◆ Entries supplied ◆
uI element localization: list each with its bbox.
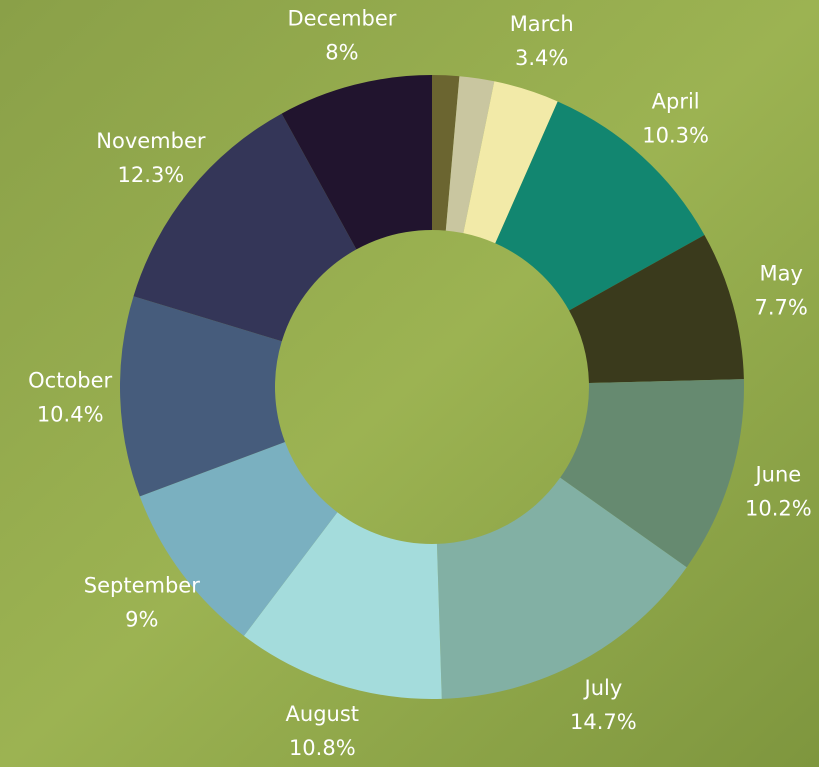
chart: March 3.4% April 10.3% May 7.7% June 10.2% July 1…: [0, 0, 819, 767]
slice-value-label: 10.2%: [745, 496, 812, 520]
slice-value-label: 10.8%: [289, 736, 356, 760]
slice-value-label: 3.4%: [515, 46, 568, 70]
slice-label: March: [510, 12, 574, 36]
slice-label: November: [96, 129, 206, 153]
slice-label: December: [288, 6, 397, 30]
slice-value-label: 14.7%: [570, 710, 637, 734]
slice-label: May: [759, 261, 802, 285]
slice-value-label: 12.3%: [118, 163, 185, 187]
slice-value-label: 7.7%: [754, 295, 807, 319]
slice-label: September: [84, 573, 200, 597]
slice-value-label: 10.4%: [37, 402, 104, 426]
slice-label: July: [583, 676, 623, 700]
page: March 3.4% April 10.3% May 7.7% June 10.2% July 1…: [0, 0, 819, 767]
slice-value-label: 10.3%: [642, 123, 709, 147]
slice-label: April: [652, 89, 700, 113]
slice-label: August: [286, 702, 360, 726]
slice-value-label: 8%: [325, 40, 358, 64]
slice-label: October: [28, 368, 112, 392]
slice-label: June: [753, 462, 801, 486]
slice-value-label: 9%: [125, 607, 158, 631]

◆ Exercise objective ◆
Transcribe the data above line for line, leaving out the picture.

◆ Task solution ◆
uI element localization: list each with its bbox.
chart: March 3.4% April 10.3% May 7.7% June 10.2% July 1…: [0, 0, 819, 767]
slice-value-label: 10.2%: [745, 496, 812, 520]
slice-value-label: 10.8%: [289, 736, 356, 760]
slice-value-label: 3.4%: [515, 46, 568, 70]
slice-label: March: [510, 12, 574, 36]
slice-label: November: [96, 129, 206, 153]
slice-label: December: [288, 6, 397, 30]
slice-value-label: 14.7%: [570, 710, 637, 734]
slice-label: May: [759, 261, 802, 285]
slice-value-label: 12.3%: [118, 163, 185, 187]
slice-value-label: 7.7%: [754, 295, 807, 319]
slice-label: September: [84, 573, 200, 597]
slice-value-label: 10.4%: [37, 402, 104, 426]
slice-label: July: [583, 676, 623, 700]
page: March 3.4% April 10.3% May 7.7% June 10.2% July 1…: [0, 0, 819, 767]
slice-value-label: 10.3%: [642, 123, 709, 147]
slice-label: April: [652, 89, 700, 113]
slice-label: August: [286, 702, 360, 726]
slice-value-label: 8%: [325, 40, 358, 64]
slice-label: October: [28, 368, 112, 392]
slice-label: June: [753, 462, 801, 486]
slice-value-label: 9%: [125, 607, 158, 631]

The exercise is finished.